- _What is required_: All lines below must be repeated exactly, with the pictures omitted.

(Dataset records on visual material)
────────────────
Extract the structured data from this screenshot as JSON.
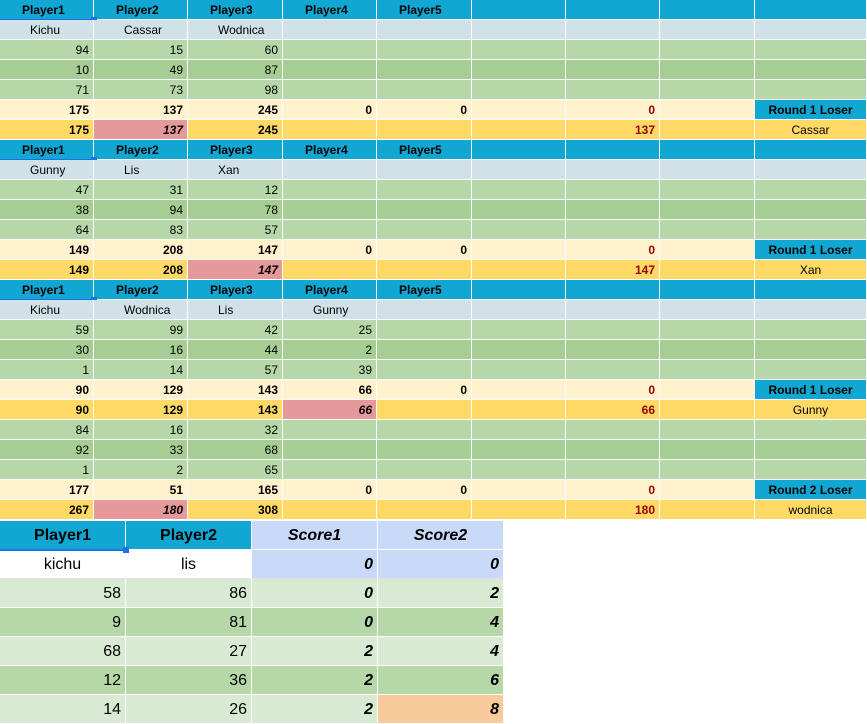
{
  "colors": {
    "header": "#12a7d3",
    "names": "#d0e1e8",
    "data_light": "#b6d7a8",
    "data_dark": "#a6cd94",
    "total": "#fff2cc",
    "result": "#ffd966",
    "lowest": "#e6999a",
    "score_header": "#c9daf8",
    "winner": "#f9cb9c",
    "accent_red": "#990000"
  },
  "headers": [
    "Player1",
    "Player2",
    "Player3",
    "Player4",
    "Player5"
  ],
  "groups": [
    {
      "names": [
        "Kichu",
        "Cassar",
        "Wodnica",
        "",
        ""
      ],
      "rows": [
        [
          "94",
          "15",
          "60",
          "",
          ""
        ],
        [
          "10",
          "49",
          "87",
          "",
          ""
        ],
        [
          "71",
          "73",
          "98",
          "",
          ""
        ]
      ],
      "totals": [
        "175",
        "137",
        "245",
        "0",
        "0"
      ],
      "totals_extra": "0",
      "loser_label": "Round 1 Loser",
      "result": [
        "175",
        "137",
        "245",
        "",
        ""
      ],
      "result_extra": "137",
      "loser_name": "Cassar",
      "low_index": 1
    },
    {
      "names": [
        "Gunny",
        "Lis",
        "Xan",
        "",
        ""
      ],
      "rows": [
        [
          "47",
          "31",
          "12",
          "",
          ""
        ],
        [
          "38",
          "94",
          "78",
          "",
          ""
        ],
        [
          "64",
          "83",
          "57",
          "",
          ""
        ]
      ],
      "totals": [
        "149",
        "208",
        "147",
        "0",
        "0"
      ],
      "totals_extra": "0",
      "loser_label": "Round 1 Loser",
      "result": [
        "149",
        "208",
        "147",
        "",
        ""
      ],
      "result_extra": "147",
      "loser_name": "Xan",
      "low_index": 2
    },
    {
      "names": [
        "Kichu",
        "Wodnica",
        "Lis",
        "Gunny",
        ""
      ],
      "rows": [
        [
          "59",
          "99",
          "42",
          "25",
          ""
        ],
        [
          "30",
          "16",
          "44",
          "2",
          ""
        ],
        [
          "1",
          "14",
          "57",
          "39",
          ""
        ]
      ],
      "totals": [
        "90",
        "129",
        "143",
        "66",
        "0"
      ],
      "totals_extra": "0",
      "loser_label": "Round 1 Loser",
      "result": [
        "90",
        "129",
        "143",
        "66",
        ""
      ],
      "result_extra": "66",
      "loser_name": "Gunny",
      "low_index": 3,
      "round2": {
        "rows": [
          [
            "84",
            "16",
            "32",
            "",
            ""
          ],
          [
            "92",
            "33",
            "68",
            "",
            ""
          ],
          [
            "1",
            "2",
            "65",
            "",
            ""
          ]
        ],
        "totals": [
          "177",
          "51",
          "165",
          "0",
          "0"
        ],
        "totals_extra": "0",
        "loser_label": "Round 2 Loser",
        "result": [
          "267",
          "180",
          "308",
          "",
          ""
        ],
        "result_extra": "180",
        "loser_name": "wodnica",
        "low_index": 1
      }
    }
  ],
  "final": {
    "headers": [
      "Player1",
      "Player2",
      "Score1",
      "Score2"
    ],
    "names": [
      "kichu",
      "lis",
      "0",
      "0"
    ],
    "rows": [
      [
        "58",
        "86",
        "0",
        "2"
      ],
      [
        "9",
        "81",
        "0",
        "4"
      ],
      [
        "68",
        "27",
        "2",
        "4"
      ],
      [
        "12",
        "36",
        "2",
        "6"
      ],
      [
        "14",
        "26",
        "2",
        "8"
      ]
    ]
  }
}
────────────────
- _Solution for this problem_:
Extract the structured data from this screenshot as JSON.
{
  "colors": {
    "header": "#12a7d3",
    "names": "#d0e1e8",
    "data_light": "#b6d7a8",
    "data_dark": "#a6cd94",
    "total": "#fff2cc",
    "result": "#ffd966",
    "lowest": "#e6999a",
    "score_header": "#c9daf8",
    "winner": "#f9cb9c",
    "accent_red": "#990000"
  },
  "headers": [
    "Player1",
    "Player2",
    "Player3",
    "Player4",
    "Player5"
  ],
  "groups": [
    {
      "names": [
        "Kichu",
        "Cassar",
        "Wodnica",
        "",
        ""
      ],
      "rows": [
        [
          "94",
          "15",
          "60",
          "",
          ""
        ],
        [
          "10",
          "49",
          "87",
          "",
          ""
        ],
        [
          "71",
          "73",
          "98",
          "",
          ""
        ]
      ],
      "totals": [
        "175",
        "137",
        "245",
        "0",
        "0"
      ],
      "totals_extra": "0",
      "loser_label": "Round 1 Loser",
      "result": [
        "175",
        "137",
        "245",
        "",
        ""
      ],
      "result_extra": "137",
      "loser_name": "Cassar",
      "low_index": 1
    },
    {
      "names": [
        "Gunny",
        "Lis",
        "Xan",
        "",
        ""
      ],
      "rows": [
        [
          "47",
          "31",
          "12",
          "",
          ""
        ],
        [
          "38",
          "94",
          "78",
          "",
          ""
        ],
        [
          "64",
          "83",
          "57",
          "",
          ""
        ]
      ],
      "totals": [
        "149",
        "208",
        "147",
        "0",
        "0"
      ],
      "totals_extra": "0",
      "loser_label": "Round 1 Loser",
      "result": [
        "149",
        "208",
        "147",
        "",
        ""
      ],
      "result_extra": "147",
      "loser_name": "Xan",
      "low_index": 2
    },
    {
      "names": [
        "Kichu",
        "Wodnica",
        "Lis",
        "Gunny",
        ""
      ],
      "rows": [
        [
          "59",
          "99",
          "42",
          "25",
          ""
        ],
        [
          "30",
          "16",
          "44",
          "2",
          ""
        ],
        [
          "1",
          "14",
          "57",
          "39",
          ""
        ]
      ],
      "totals": [
        "90",
        "129",
        "143",
        "66",
        "0"
      ],
      "totals_extra": "0",
      "loser_label": "Round 1 Loser",
      "result": [
        "90",
        "129",
        "143",
        "66",
        ""
      ],
      "result_extra": "66",
      "loser_name": "Gunny",
      "low_index": 3,
      "round2": {
        "rows": [
          [
            "84",
            "16",
            "32",
            "",
            ""
          ],
          [
            "92",
            "33",
            "68",
            "",
            ""
          ],
          [
            "1",
            "2",
            "65",
            "",
            ""
          ]
        ],
        "totals": [
          "177",
          "51",
          "165",
          "0",
          "0"
        ],
        "totals_extra": "0",
        "loser_label": "Round 2 Loser",
        "result": [
          "267",
          "180",
          "308",
          "",
          ""
        ],
        "result_extra": "180",
        "loser_name": "wodnica",
        "low_index": 1
      }
    }
  ],
  "final": {
    "headers": [
      "Player1",
      "Player2",
      "Score1",
      "Score2"
    ],
    "names": [
      "kichu",
      "lis",
      "0",
      "0"
    ],
    "rows": [
      [
        "58",
        "86",
        "0",
        "2"
      ],
      [
        "9",
        "81",
        "0",
        "4"
      ],
      [
        "68",
        "27",
        "2",
        "4"
      ],
      [
        "12",
        "36",
        "2",
        "6"
      ],
      [
        "14",
        "26",
        "2",
        "8"
      ]
    ]
  }
}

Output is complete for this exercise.